**WHAT IS BEING ASKED**
Output every line below exactly.

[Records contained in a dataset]

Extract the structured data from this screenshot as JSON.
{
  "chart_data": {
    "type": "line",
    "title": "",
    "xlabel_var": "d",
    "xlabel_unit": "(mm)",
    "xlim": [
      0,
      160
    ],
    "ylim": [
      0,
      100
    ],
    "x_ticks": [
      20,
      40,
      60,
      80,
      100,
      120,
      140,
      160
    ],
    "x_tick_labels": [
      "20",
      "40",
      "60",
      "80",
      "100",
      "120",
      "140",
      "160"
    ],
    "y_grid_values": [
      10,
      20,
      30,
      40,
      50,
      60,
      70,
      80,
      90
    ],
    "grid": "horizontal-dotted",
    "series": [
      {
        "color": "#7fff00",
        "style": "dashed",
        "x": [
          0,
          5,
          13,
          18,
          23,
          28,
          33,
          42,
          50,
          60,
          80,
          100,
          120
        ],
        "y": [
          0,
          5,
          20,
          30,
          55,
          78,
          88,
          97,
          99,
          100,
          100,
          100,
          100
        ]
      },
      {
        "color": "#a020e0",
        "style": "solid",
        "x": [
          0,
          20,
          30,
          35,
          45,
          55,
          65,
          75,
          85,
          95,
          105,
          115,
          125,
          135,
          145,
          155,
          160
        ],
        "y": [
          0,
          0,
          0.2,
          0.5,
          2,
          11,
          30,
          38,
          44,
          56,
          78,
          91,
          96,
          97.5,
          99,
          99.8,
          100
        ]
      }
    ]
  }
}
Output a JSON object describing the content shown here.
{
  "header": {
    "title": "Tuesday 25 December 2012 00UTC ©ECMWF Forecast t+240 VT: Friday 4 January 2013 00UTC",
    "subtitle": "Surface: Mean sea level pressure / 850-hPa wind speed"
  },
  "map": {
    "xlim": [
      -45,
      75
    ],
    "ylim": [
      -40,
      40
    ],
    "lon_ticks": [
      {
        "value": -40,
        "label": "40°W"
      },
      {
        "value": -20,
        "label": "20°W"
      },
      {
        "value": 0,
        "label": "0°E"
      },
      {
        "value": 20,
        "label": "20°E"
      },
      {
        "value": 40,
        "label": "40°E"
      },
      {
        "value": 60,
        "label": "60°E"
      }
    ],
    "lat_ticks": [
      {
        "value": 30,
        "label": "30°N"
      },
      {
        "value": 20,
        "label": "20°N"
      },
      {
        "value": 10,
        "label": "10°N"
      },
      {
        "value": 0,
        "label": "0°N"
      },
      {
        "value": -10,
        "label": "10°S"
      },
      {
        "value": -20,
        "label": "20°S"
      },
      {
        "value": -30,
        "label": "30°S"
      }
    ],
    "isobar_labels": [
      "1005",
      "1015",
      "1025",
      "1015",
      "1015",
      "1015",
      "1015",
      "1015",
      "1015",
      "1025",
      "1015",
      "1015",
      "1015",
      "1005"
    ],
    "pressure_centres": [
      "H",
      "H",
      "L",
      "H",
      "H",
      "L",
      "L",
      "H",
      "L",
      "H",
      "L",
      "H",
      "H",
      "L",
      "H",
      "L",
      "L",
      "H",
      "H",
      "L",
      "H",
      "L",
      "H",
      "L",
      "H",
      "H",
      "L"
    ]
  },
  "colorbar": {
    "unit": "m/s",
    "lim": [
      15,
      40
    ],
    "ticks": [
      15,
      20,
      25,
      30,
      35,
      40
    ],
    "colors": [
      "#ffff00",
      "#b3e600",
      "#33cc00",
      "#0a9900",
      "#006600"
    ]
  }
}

**CORRECT ANSWER**
Extract the structured data from this screenshot as JSON.
{
  "chart_data": {
    "type": "line",
    "title": "",
    "xlabel_var": "d",
    "xlabel_unit": "(mm)",
    "xlim": [
      0,
      160
    ],
    "ylim": [
      0,
      100
    ],
    "x_ticks": [
      20,
      40,
      60,
      80,
      100,
      120,
      140,
      160
    ],
    "x_tick_labels": [
      "20",
      "40",
      "60",
      "80",
      "100",
      "120",
      "140",
      "160"
    ],
    "y_grid_values": [
      10,
      20,
      30,
      40,
      50,
      60,
      70,
      80,
      90
    ],
    "grid": "horizontal-dotted",
    "series": [
      {
        "color": "#7fff00",
        "style": "dashed",
        "x": [
          0,
          5,
          13,
          18,
          23,
          28,
          33,
          42,
          50,
          60,
          80,
          100,
          120
        ],
        "y": [
          0,
          5,
          20,
          30,
          55,
          78,
          88,
          97,
          99,
          100,
          100,
          100,
          100
        ]
      },
      {
        "color": "#a020e0",
        "style": "solid",
        "x": [
          0,
          20,
          30,
          35,
          45,
          55,
          65,
          75,
          85,
          95,
          105,
          115,
          125,
          135,
          145,
          155,
          160
        ],
        "y": [
          0,
          0,
          0.2,
          0.5,
          2,
          11,
          30,
          38,
          44,
          56,
          78,
          91,
          96,
          97.5,
          99,
          99.8,
          100
        ]
      }
    ]
  }
}
Output a JSON object describing the content shown here.
{
  "header": {
    "title": "Tuesday 25 December 2012 00UTC ©ECMWF Forecast t+240 VT: Friday 4 January 2013 00UTC",
    "subtitle": "Surface: Mean sea level pressure / 850-hPa wind speed"
  },
  "map": {
    "xlim": [
      -45,
      75
    ],
    "ylim": [
      -40,
      40
    ],
    "lon_ticks": [
      {
        "value": -40,
        "label": "40°W"
      },
      {
        "value": -20,
        "label": "20°W"
      },
      {
        "value": 0,
        "label": "0°E"
      },
      {
        "value": 20,
        "label": "20°E"
      },
      {
        "value": 40,
        "label": "40°E"
      },
      {
        "value": 60,
        "label": "60°E"
      }
    ],
    "lat_ticks": [
      {
        "value": 30,
        "label": "30°N"
      },
      {
        "value": 20,
        "label": "20°N"
      },
      {
        "value": 10,
        "label": "10°N"
      },
      {
        "value": 0,
        "label": "0°N"
      },
      {
        "value": -10,
        "label": "10°S"
      },
      {
        "value": -20,
        "label": "20°S"
      },
      {
        "value": -30,
        "label": "30°S"
      }
    ],
    "isobar_labels": [
      "1005",
      "1015",
      "1025",
      "1015",
      "1015",
      "1015",
      "1015",
      "1015",
      "1015",
      "1025",
      "1015",
      "1015",
      "1015",
      "1005"
    ],
    "pressure_centres": [
      "H",
      "H",
      "L",
      "H",
      "H",
      "L",
      "L",
      "H",
      "L",
      "H",
      "L",
      "H",
      "H",
      "L",
      "H",
      "L",
      "L",
      "H",
      "H",
      "L",
      "H",
      "L",
      "H",
      "L",
      "H",
      "H",
      "L"
    ]
  },
  "colorbar": {
    "unit": "m/s",
    "lim": [
      15,
      40
    ],
    "ticks": [
      15,
      20,
      25,
      30,
      35,
      40
    ],
    "colors": [
      "#ffff00",
      "#b3e600",
      "#33cc00",
      "#0a9900",
      "#006600"
    ]
  }
}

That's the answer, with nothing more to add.